Exercise task
Pictures aside, write out every record exactly as it appears.

Excerpted data

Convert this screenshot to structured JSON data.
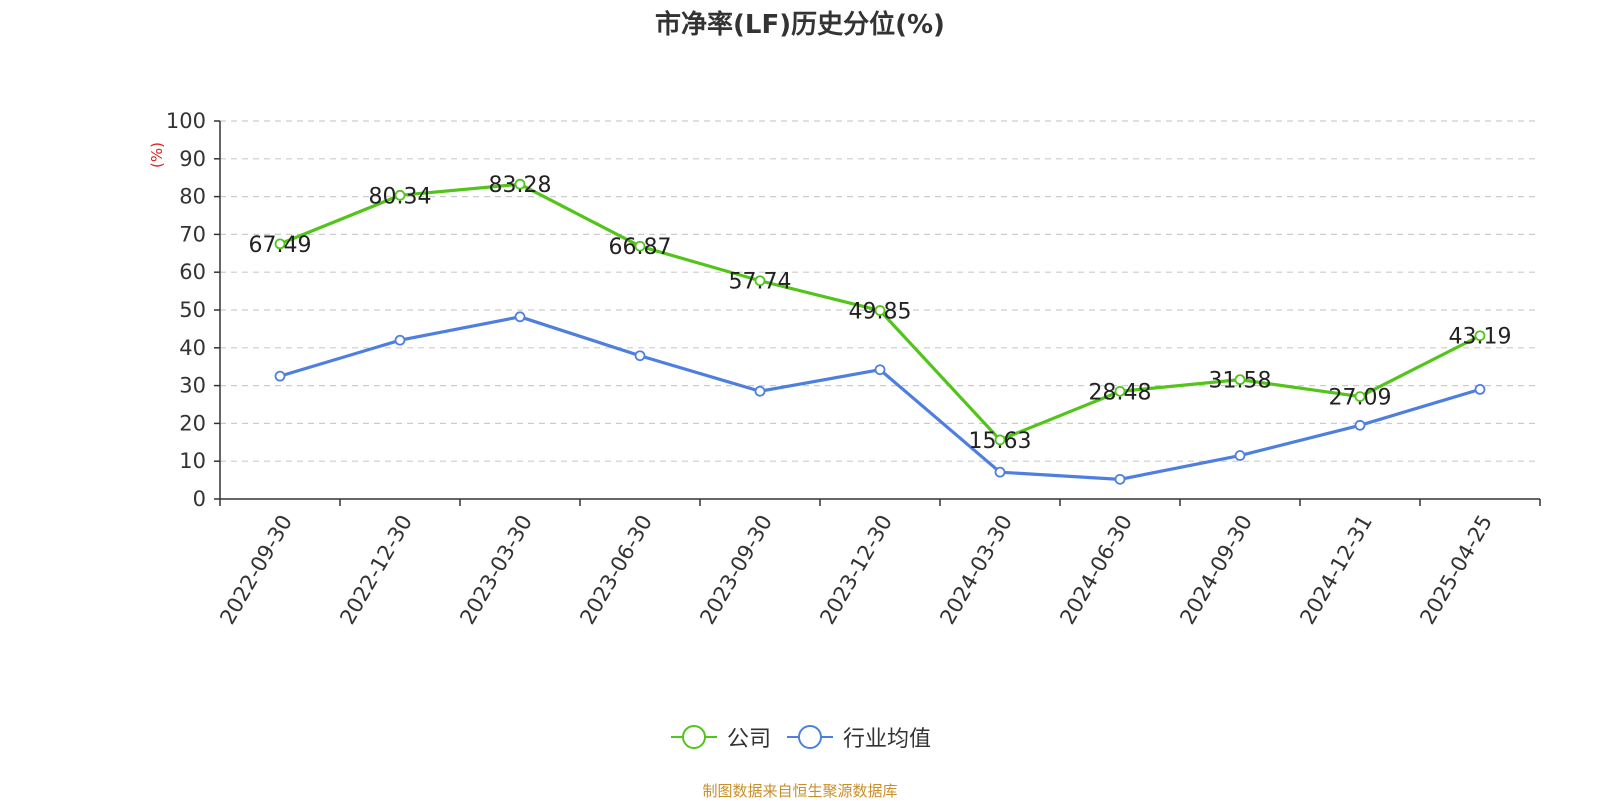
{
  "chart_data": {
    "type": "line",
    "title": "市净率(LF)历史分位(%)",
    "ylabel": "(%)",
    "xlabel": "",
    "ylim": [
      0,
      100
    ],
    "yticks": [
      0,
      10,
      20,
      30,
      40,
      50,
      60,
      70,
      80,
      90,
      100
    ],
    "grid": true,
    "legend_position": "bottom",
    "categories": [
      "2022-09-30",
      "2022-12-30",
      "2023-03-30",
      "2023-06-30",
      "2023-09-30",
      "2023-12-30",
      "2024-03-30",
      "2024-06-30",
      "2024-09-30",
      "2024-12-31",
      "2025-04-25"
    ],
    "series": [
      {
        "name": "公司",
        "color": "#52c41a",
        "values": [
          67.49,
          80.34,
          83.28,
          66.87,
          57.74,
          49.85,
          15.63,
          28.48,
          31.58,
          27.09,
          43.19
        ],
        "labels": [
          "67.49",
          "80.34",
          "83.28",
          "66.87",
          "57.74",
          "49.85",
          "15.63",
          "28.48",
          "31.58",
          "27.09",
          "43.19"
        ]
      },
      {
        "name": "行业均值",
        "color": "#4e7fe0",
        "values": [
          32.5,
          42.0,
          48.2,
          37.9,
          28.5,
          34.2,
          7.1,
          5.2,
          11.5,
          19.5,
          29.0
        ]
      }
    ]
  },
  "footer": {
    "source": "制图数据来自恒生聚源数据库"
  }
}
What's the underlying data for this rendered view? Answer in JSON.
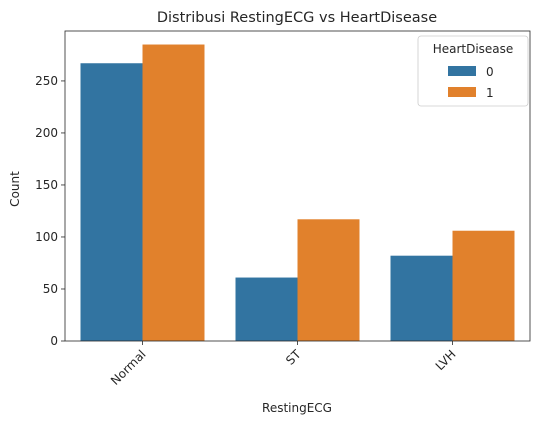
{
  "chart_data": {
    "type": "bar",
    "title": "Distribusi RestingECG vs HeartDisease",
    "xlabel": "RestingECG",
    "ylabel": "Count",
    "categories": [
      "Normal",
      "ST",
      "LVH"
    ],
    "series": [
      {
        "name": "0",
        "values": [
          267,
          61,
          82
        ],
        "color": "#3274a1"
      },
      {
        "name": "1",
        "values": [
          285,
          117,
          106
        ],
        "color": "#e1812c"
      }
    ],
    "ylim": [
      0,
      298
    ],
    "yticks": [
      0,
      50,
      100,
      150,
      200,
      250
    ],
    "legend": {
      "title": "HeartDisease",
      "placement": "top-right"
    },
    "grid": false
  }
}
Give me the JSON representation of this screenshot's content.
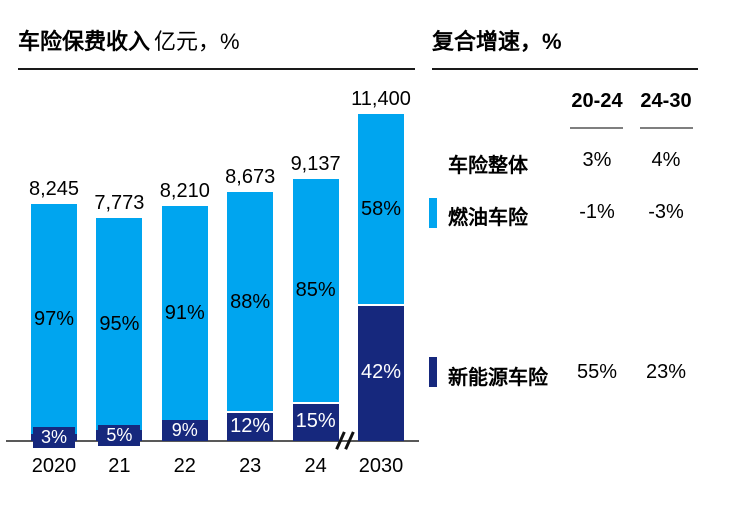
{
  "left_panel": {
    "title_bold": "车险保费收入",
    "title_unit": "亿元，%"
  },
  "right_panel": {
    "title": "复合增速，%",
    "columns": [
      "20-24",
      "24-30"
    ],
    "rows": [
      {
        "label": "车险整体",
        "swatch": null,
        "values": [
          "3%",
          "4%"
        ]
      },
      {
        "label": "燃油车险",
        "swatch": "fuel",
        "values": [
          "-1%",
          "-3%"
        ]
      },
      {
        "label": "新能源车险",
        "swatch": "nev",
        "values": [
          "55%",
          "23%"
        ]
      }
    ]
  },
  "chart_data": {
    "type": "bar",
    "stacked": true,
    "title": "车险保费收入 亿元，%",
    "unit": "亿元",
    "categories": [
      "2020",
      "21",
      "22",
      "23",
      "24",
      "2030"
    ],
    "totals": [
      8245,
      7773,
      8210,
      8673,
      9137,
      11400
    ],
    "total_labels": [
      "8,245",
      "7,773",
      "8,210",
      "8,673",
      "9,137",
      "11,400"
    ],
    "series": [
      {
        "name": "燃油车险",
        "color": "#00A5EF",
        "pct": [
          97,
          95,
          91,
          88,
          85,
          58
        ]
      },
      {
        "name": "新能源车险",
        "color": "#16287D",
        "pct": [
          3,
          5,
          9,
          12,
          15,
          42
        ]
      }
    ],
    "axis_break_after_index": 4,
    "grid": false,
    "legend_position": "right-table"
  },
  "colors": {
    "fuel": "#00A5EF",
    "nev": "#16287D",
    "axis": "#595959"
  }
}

Answer below
Convert this screenshot to structured JSON data.
{
  "chart_data": {
    "type": "line",
    "title": "市净率(LF)历史分位(%)",
    "ylabel": "(%)",
    "xlabel": "",
    "ylim": [
      0,
      100
    ],
    "yticks": [
      0,
      10,
      20,
      30,
      40,
      50,
      60,
      70,
      80,
      90,
      100
    ],
    "grid": true,
    "legend_position": "bottom",
    "categories": [
      "2022-09-30",
      "2022-12-30",
      "2023-03-30",
      "2023-06-30",
      "2023-09-30",
      "2023-12-30",
      "2024-03-30",
      "2024-06-30",
      "2024-09-30",
      "2024-12-31",
      "2025-04-25"
    ],
    "series": [
      {
        "name": "公司",
        "color": "#52c41a",
        "values": [
          67.49,
          80.34,
          83.28,
          66.87,
          57.74,
          49.85,
          15.63,
          28.48,
          31.58,
          27.09,
          43.19
        ],
        "labels": [
          "67.49",
          "80.34",
          "83.28",
          "66.87",
          "57.74",
          "49.85",
          "15.63",
          "28.48",
          "31.58",
          "27.09",
          "43.19"
        ]
      },
      {
        "name": "行业均值",
        "color": "#4e7fe0",
        "values": [
          32.5,
          42.0,
          48.2,
          37.9,
          28.5,
          34.2,
          7.1,
          5.2,
          11.5,
          19.5,
          29.0
        ]
      }
    ]
  },
  "footer": {
    "source": "制图数据来自恒生聚源数据库"
  }
}
What's the underlying data for this rendered view? Answer in JSON.
{
  "chart_data": {
    "type": "bar",
    "title": "Distribusi RestingECG vs HeartDisease",
    "xlabel": "RestingECG",
    "ylabel": "Count",
    "categories": [
      "Normal",
      "ST",
      "LVH"
    ],
    "series": [
      {
        "name": "0",
        "values": [
          267,
          61,
          82
        ],
        "color": "#3274a1"
      },
      {
        "name": "1",
        "values": [
          285,
          117,
          106
        ],
        "color": "#e1812c"
      }
    ],
    "ylim": [
      0,
      298
    ],
    "yticks": [
      0,
      50,
      100,
      150,
      200,
      250
    ],
    "legend": {
      "title": "HeartDisease",
      "placement": "top-right"
    },
    "grid": false
  }
}
Give me the JSON representation of this screenshot's content.
{
  "left_panel": {
    "title_bold": "车险保费收入",
    "title_unit": "亿元，%"
  },
  "right_panel": {
    "title": "复合增速，%",
    "columns": [
      "20-24",
      "24-30"
    ],
    "rows": [
      {
        "label": "车险整体",
        "swatch": null,
        "values": [
          "3%",
          "4%"
        ]
      },
      {
        "label": "燃油车险",
        "swatch": "fuel",
        "values": [
          "-1%",
          "-3%"
        ]
      },
      {
        "label": "新能源车险",
        "swatch": "nev",
        "values": [
          "55%",
          "23%"
        ]
      }
    ]
  },
  "chart_data": {
    "type": "bar",
    "stacked": true,
    "title": "车险保费收入 亿元，%",
    "unit": "亿元",
    "categories": [
      "2020",
      "21",
      "22",
      "23",
      "24",
      "2030"
    ],
    "totals": [
      8245,
      7773,
      8210,
      8673,
      9137,
      11400
    ],
    "total_labels": [
      "8,245",
      "7,773",
      "8,210",
      "8,673",
      "9,137",
      "11,400"
    ],
    "series": [
      {
        "name": "燃油车险",
        "color": "#00A5EF",
        "pct": [
          97,
          95,
          91,
          88,
          85,
          58
        ]
      },
      {
        "name": "新能源车险",
        "color": "#16287D",
        "pct": [
          3,
          5,
          9,
          12,
          15,
          42
        ]
      }
    ],
    "axis_break_after_index": 4,
    "grid": false,
    "legend_position": "right-table"
  },
  "colors": {
    "fuel": "#00A5EF",
    "nev": "#16287D",
    "axis": "#595959"
  }
}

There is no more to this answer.